> Brief
Check each line of the entries below for the string "Maya" and state how many lines have it, with no other text.

> Provided records

================

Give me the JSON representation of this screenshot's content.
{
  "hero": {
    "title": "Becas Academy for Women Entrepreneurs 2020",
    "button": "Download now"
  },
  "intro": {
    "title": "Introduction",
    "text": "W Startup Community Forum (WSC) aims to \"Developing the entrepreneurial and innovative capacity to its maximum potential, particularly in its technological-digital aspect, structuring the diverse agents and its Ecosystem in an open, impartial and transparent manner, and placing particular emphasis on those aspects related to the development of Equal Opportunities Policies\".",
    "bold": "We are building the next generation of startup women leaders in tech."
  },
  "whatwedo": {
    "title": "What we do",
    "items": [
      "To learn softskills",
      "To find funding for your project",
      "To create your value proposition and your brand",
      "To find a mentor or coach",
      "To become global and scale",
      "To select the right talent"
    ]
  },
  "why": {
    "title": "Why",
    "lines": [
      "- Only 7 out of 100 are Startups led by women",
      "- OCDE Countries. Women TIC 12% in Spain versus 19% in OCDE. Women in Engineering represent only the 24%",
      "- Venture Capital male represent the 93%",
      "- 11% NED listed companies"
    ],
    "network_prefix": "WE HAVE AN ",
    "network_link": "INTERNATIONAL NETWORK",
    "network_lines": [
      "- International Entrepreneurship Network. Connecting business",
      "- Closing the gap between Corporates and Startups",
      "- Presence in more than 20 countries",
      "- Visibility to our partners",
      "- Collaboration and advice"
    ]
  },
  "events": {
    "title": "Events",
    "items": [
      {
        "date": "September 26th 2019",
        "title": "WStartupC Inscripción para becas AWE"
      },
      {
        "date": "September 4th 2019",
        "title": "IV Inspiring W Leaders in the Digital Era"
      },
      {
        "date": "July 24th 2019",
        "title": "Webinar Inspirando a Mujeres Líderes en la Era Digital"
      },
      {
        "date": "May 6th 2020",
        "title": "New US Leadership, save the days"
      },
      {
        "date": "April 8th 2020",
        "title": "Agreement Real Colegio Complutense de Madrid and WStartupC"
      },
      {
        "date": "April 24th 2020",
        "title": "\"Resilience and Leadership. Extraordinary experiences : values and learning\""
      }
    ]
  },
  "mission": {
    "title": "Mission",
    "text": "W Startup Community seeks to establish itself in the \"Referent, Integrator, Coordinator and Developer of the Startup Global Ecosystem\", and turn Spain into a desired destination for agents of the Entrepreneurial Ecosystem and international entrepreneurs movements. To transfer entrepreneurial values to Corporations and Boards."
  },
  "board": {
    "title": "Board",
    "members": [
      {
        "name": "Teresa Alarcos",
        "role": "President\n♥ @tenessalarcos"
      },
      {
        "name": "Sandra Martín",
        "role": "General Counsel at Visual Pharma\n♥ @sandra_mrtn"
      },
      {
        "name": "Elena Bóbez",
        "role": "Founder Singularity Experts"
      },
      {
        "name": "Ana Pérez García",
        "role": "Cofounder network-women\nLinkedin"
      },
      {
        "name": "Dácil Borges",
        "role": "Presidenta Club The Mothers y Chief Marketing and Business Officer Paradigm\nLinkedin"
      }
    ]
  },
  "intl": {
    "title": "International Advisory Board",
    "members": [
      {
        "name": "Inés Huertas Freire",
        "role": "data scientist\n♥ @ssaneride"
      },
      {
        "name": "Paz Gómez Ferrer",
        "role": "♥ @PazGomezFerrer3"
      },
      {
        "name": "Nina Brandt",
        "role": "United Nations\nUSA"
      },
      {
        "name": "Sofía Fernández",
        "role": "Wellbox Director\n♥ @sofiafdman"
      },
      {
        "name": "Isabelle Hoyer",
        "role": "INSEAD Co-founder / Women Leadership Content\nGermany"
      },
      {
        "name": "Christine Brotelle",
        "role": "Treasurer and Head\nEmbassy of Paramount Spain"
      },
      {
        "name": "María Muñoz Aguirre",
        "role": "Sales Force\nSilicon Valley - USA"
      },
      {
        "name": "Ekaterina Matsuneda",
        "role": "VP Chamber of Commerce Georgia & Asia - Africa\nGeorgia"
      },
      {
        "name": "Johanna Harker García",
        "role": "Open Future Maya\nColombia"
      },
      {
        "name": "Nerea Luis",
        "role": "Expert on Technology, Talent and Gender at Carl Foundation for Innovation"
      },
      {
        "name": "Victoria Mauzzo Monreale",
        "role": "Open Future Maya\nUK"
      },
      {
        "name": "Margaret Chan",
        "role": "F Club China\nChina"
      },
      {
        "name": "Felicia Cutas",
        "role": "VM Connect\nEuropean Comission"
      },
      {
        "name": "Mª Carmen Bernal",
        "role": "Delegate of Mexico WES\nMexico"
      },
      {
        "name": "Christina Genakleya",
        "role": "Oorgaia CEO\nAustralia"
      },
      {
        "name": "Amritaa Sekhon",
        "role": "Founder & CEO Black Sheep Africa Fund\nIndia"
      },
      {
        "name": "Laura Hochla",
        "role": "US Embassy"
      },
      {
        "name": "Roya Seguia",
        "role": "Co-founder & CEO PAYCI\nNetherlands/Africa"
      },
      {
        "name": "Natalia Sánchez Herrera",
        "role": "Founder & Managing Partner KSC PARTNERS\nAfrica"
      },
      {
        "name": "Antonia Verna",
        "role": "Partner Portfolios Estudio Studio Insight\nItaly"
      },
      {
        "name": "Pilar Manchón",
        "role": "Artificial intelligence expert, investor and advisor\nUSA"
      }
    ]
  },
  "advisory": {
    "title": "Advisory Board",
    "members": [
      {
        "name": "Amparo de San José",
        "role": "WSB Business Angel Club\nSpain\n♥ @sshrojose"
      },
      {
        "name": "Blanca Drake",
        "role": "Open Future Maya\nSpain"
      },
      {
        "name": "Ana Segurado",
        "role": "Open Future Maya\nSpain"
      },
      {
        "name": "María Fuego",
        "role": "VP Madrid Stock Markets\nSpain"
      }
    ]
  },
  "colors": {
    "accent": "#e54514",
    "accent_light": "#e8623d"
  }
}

================

> Exercise answer
4